=== Data for this task ===

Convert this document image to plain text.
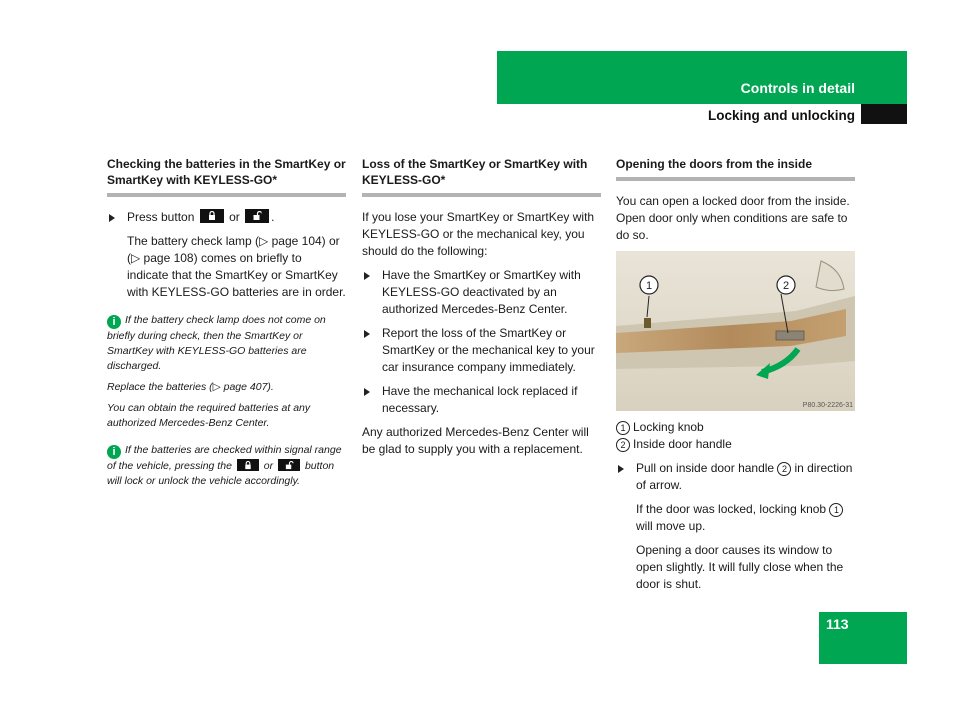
Controls in detail
Locking and unlocking
Checking the batteries in the SmartKey or SmartKey with KEYLESS-GO*
Press button	or	.
The battery check lamp (▷ page 104) or (▷ page 108) comes on briefly to indicate that the SmartKey or SmartKey with KEYLESS-GO batteries are in order.
i If the battery check lamp does not come on briefly during check, then the SmartKey or SmartKey with KEYLESS-GO batteries are discharged.
Replace the batteries (▷ page 407).
You can obtain the required batteries at any authorized Mercedes-Benz Center.
i If the batteries are checked within signal range of the vehicle, pressing the	or	button will lock or unlock the vehicle accordingly.
Loss of the SmartKey or SmartKey with KEYLESS-GO*

If you lose your SmartKey or SmartKey with KEYLESS-GO or the mechanical key, you should do the following:

Have the SmartKey or SmartKey with KEYLESS-GO deactivated by an authorized Mercedes-Benz Center.
Report the loss of the SmartKey or SmartKey or the mechanical key to your car insurance company immediately.
Have the mechanical lock replaced if necessary.

Any authorized Mercedes-Benz Center will be glad to supply you with a replacement.

Opening the doors from the inside

You can open a locked door from the inside. Open door only when conditions are safe to do so.

1	2
P80.30-2226-31
1 Locking knob
2 Inside door handle
Pull on inside door handle 2 in direction of arrow.
If the door was locked, locking knob 1will move up.
Opening a door causes its window to open slightly. It will fully close when the door is shut.
113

===

▶ What needs to be done: The records above need to be given again exactly. Omit the pictures.

▶ Result:
Convert this document image to plain text.
Controls in detail
Locking and unlocking
Checking the batteries in the SmartKey or SmartKey with KEYLESS-GO*
Press button	or	.
The battery check lamp (▷ page 104) or (▷ page 108) comes on briefly to indicate that the SmartKey or SmartKey with KEYLESS-GO batteries are in order.
i If the battery check lamp does not come on briefly during check, then the SmartKey or SmartKey with KEYLESS-GO batteries are discharged.
Replace the batteries (▷ page 407).
You can obtain the required batteries at any authorized Mercedes-Benz Center.
i If the batteries are checked within signal range of the vehicle, pressing the	or	button will lock or unlock the vehicle accordingly.
Loss of the SmartKey or SmartKey with KEYLESS-GO*

If you lose your SmartKey or SmartKey with KEYLESS-GO or the mechanical key, you should do the following:

Have the SmartKey or SmartKey with KEYLESS-GO deactivated by an authorized Mercedes-Benz Center.
Report the loss of the SmartKey or SmartKey or the mechanical key to your car insurance company immediately.
Have the mechanical lock replaced if necessary.

Any authorized Mercedes-Benz Center will be glad to supply you with a replacement.

Opening the doors from the inside

You can open a locked door from the inside. Open door only when conditions are safe to do so.

1	2
P80.30-2226-31
1 Locking knob
2 Inside door handle
Pull on inside door handle 2 in direction of arrow.
If the door was locked, locking knob 1will move up.
Opening a door causes its window to open slightly. It will fully close when the door is shut.
113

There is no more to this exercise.